▶ **STATED PROBLEM**: Every line that holds the string "Class" is to be identified and copied.
*** TASK INPUT ***
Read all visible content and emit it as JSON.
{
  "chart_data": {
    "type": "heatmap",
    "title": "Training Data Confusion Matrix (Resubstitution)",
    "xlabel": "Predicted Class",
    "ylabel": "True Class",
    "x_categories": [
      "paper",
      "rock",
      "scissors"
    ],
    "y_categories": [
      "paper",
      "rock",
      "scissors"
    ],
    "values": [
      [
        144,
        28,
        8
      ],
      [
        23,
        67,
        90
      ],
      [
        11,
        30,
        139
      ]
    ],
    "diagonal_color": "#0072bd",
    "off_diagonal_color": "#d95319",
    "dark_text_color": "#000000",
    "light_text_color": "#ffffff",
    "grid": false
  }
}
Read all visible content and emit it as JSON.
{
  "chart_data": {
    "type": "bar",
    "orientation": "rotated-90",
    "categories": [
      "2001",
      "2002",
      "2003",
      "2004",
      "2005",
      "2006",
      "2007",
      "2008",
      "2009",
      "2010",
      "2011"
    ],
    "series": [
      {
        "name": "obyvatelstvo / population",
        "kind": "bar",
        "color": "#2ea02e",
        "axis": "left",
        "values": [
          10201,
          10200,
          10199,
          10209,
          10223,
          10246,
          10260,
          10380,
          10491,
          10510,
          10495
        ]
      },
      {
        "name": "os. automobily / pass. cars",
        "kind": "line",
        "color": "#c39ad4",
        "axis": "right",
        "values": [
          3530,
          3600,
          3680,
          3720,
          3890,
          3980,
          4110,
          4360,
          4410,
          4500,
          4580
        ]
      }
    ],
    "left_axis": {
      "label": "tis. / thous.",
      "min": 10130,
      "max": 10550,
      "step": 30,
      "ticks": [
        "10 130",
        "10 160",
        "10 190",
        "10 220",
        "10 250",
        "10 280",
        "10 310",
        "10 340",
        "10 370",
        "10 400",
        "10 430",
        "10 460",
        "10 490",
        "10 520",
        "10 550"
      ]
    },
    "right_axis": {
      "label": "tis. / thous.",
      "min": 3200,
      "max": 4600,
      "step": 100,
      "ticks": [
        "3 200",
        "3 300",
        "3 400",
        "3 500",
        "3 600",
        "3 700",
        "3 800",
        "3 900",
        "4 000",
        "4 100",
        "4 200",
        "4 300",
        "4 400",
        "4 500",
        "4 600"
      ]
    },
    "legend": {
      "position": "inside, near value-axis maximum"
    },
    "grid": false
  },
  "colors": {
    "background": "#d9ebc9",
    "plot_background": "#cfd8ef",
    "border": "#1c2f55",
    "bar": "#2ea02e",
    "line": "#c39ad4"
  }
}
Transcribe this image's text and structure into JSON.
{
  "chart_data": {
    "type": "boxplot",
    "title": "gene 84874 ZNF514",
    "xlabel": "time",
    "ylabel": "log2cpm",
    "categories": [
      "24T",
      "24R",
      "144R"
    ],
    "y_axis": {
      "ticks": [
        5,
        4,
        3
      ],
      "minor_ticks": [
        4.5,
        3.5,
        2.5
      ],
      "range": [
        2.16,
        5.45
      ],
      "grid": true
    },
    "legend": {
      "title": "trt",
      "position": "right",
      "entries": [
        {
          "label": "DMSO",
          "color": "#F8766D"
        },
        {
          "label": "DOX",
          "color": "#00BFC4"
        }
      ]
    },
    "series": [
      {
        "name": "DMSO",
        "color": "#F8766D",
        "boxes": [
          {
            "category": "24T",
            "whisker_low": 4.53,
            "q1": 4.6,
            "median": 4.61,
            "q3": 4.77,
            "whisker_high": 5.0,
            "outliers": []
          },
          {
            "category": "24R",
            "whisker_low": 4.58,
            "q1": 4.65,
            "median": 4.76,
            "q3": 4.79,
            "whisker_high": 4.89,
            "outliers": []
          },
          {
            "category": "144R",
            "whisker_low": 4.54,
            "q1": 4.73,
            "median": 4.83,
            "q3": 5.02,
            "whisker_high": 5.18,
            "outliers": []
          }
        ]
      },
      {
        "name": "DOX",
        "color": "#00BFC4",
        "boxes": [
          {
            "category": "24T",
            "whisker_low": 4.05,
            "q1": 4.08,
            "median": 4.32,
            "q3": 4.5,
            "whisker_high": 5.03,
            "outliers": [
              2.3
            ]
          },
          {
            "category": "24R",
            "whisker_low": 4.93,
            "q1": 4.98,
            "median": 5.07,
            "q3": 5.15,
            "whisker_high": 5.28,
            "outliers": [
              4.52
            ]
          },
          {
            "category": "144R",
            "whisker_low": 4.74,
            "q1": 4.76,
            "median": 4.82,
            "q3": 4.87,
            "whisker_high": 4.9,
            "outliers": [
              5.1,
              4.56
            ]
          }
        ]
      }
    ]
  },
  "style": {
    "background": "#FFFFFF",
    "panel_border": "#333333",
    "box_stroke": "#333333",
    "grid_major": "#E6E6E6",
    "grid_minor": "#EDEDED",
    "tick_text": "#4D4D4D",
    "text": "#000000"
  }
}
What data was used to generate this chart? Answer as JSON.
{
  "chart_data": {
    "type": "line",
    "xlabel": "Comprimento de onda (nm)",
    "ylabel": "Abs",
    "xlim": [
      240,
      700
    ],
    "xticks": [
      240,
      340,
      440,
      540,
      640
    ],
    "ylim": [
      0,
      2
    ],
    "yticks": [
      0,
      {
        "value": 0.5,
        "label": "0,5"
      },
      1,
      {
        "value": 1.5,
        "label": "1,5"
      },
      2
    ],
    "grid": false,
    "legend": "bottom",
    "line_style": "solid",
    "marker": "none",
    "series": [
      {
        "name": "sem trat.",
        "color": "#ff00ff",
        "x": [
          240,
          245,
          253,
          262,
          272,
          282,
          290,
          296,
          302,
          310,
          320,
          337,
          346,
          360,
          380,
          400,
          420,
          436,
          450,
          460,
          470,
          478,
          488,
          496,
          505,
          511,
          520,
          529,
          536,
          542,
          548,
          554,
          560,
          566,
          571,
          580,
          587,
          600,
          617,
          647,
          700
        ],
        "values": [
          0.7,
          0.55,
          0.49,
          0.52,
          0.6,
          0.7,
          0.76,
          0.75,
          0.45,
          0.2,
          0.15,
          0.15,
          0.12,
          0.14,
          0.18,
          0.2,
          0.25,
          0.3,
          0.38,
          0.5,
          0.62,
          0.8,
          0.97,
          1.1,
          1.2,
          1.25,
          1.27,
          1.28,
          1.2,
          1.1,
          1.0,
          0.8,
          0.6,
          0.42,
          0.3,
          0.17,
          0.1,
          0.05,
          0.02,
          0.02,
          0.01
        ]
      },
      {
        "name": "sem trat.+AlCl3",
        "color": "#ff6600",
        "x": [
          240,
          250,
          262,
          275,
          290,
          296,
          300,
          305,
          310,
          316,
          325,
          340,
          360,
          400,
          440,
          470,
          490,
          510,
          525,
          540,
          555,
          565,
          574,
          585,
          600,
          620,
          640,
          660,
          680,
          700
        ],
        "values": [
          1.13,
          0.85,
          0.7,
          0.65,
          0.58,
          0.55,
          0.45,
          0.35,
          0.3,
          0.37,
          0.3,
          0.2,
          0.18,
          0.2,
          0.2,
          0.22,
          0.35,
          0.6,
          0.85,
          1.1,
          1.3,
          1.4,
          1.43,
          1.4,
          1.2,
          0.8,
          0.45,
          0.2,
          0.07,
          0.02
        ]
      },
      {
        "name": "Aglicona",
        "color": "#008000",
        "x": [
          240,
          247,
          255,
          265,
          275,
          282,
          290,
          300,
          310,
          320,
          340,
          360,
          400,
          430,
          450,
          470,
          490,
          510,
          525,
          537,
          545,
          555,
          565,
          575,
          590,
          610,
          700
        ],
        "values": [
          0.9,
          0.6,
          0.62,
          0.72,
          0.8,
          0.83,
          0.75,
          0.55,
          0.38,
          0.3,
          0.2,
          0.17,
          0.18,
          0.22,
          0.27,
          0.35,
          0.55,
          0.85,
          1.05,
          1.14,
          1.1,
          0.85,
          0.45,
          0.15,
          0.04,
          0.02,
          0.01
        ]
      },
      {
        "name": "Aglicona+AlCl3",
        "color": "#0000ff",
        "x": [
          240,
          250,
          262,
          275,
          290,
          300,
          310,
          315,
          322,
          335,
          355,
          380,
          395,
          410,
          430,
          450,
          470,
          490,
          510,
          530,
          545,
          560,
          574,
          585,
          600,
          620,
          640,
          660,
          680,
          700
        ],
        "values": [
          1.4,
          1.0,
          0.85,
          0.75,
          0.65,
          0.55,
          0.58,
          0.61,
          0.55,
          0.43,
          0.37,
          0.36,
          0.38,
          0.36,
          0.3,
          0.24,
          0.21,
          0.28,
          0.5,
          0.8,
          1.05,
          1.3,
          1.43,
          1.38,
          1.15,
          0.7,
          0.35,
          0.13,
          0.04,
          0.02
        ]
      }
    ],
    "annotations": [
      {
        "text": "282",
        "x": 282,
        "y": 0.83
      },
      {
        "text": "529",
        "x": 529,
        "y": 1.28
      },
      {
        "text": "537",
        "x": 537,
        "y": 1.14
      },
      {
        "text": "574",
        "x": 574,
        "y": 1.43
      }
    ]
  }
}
***
▶ **PROBLEM SOLUTION**:
    "xlabel": "Predicted Class",
    "ylabel": "True Class",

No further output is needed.